#### [Aim]
Find and copy lines holding "普段の着用サイズ".

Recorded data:
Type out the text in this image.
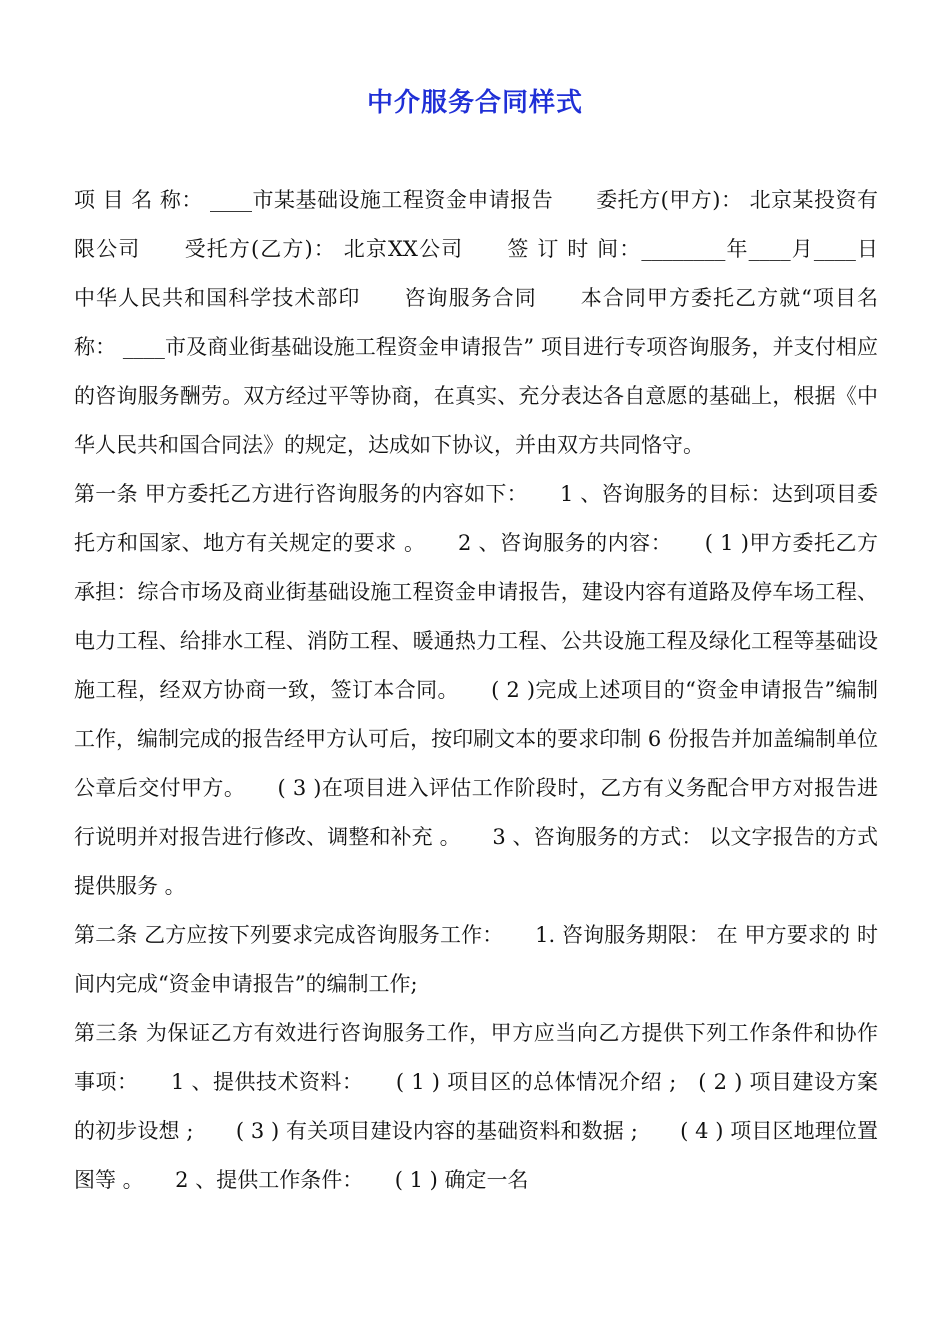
中介服务合同样式

项 目 名 称： ____市某基础设施工程资金申请报告　　委托方(甲方)： 北京某投资有限公司　　受托方(乙方)： 北京XX公司　　签 订 时 间：________年____月____日　　中华人民共和国科学技术部印　　咨询服务合同　　本合同甲方委托乙方就“项目名称： ____市及商业街基础设施工程资金申请报告” 项目进行专项咨询服务，并支付相应的咨询服务酬劳。双方经过平等协商，在真实、充分表达各自意愿的基础上，根据《中华人民共和国合同法》的规定，达成如下协议，并由双方共同恪守。

第一条 甲方委托乙方进行咨询服务的内容如下：　　1 、咨询服务的目标：达到项目委托方和国家、地方有关规定的要求 。　　2 、咨询服务的内容：　　( 1 )甲方委托乙方承担：综合市场及商业街基础设施工程资金申请报告，建设内容有道路及停车场工程、电力工程、给排水工程、消防工程、暖通热力工程、公共设施工程及绿化工程等基础设施工程，经双方协商一致，签订本合同。　　( 2 )完成上述项目的“资金申请报告”编制工作，编制完成的报告经甲方认可后，按印刷文本的要求印制 6 份报告并加盖编制单位公章后交付甲方。　　( 3 )在项目进入评估工作阶段时，乙方有义务配合甲方对报告进行说明并对报告进行修改、调整和补充 。　　3 、咨询服务的方式： 以文字报告的方式提供服务 。

第二条 乙方应按下列要求完成咨询服务工作：　　1. 咨询服务期限： 在 甲方要求的 时间内完成“资金申请报告”的编制工作;

第三条 为保证乙方有效进行咨询服务工作，甲方应当向乙方提供下列工作条件和协作事项：　　1 、提供技术资料：　　( 1 ) 项目区的总体情况介绍 ;　( 2 ) 项目建设方案的初步设想 ;　　( 3 ) 有关项目建设内容的基础资料和数据 ;　　( 4 ) 项目区地理位置图等 。　　2 、提供工作条件：　　( 1 ) 确定一名
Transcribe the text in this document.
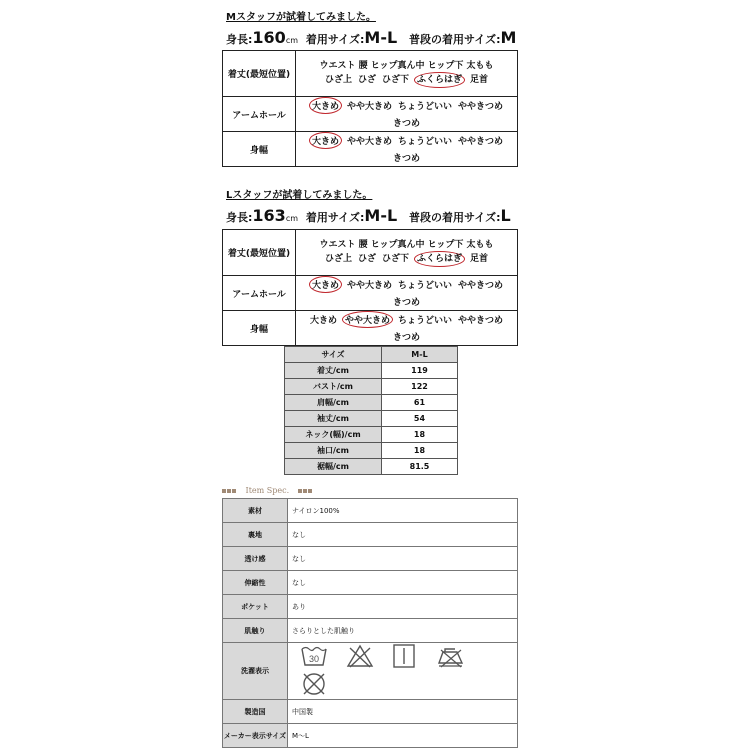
Mスタッフが試着してみました。
身長:160cm 着用サイズ:M-L 普段の着用サイズ:M
着丈(最短位置)	ウエスト 腰 ヒップ真ん中 ヒップ下 太もも
ひざ上 ひざ ひざ下 ふくらはぎ 足首

アームホール	大きめ やや大きめ ちょうどいい ややきつめきつめ
身幅	大きめ やや大きめ ちょうどいい ややきつめきつめ
Lスタッフが試着してみました。
身長:163cm 着用サイズ:M-L 普段の着用サイズ:L
着丈(最短位置)	ウエスト 腰 ヒップ真ん中 ヒップ下 太もも
ひざ上 ひざ ひざ下 ふくらはぎ 足首

アームホール	大きめ やや大きめ ちょうどいい ややきつめきつめ
身幅	大きめ やや大きめ ちょうどいい ややきつめきつめ
サイズ	M-L
着丈/cm	119
バスト/cm	122
肩幅/cm	61
袖丈/cm	54
ネック(幅)/cm	18
袖口/cm	18
裾幅/cm	81.5
Item Spec.
素材	ナイロン100%
裏地	なし
透け感	なし
伸縮性	なし
ポケット	あり
肌触り	さらりとした肌触り
洗濯表示	30

製造国	中国製
メーカー表示サイズ	M～L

#### [Output for this exercise]
身長:160cm 着用サイズ:M-L 普段の着用サイズ:M
身長:163cm 着用サイズ:M-L 普段の着用サイズ:L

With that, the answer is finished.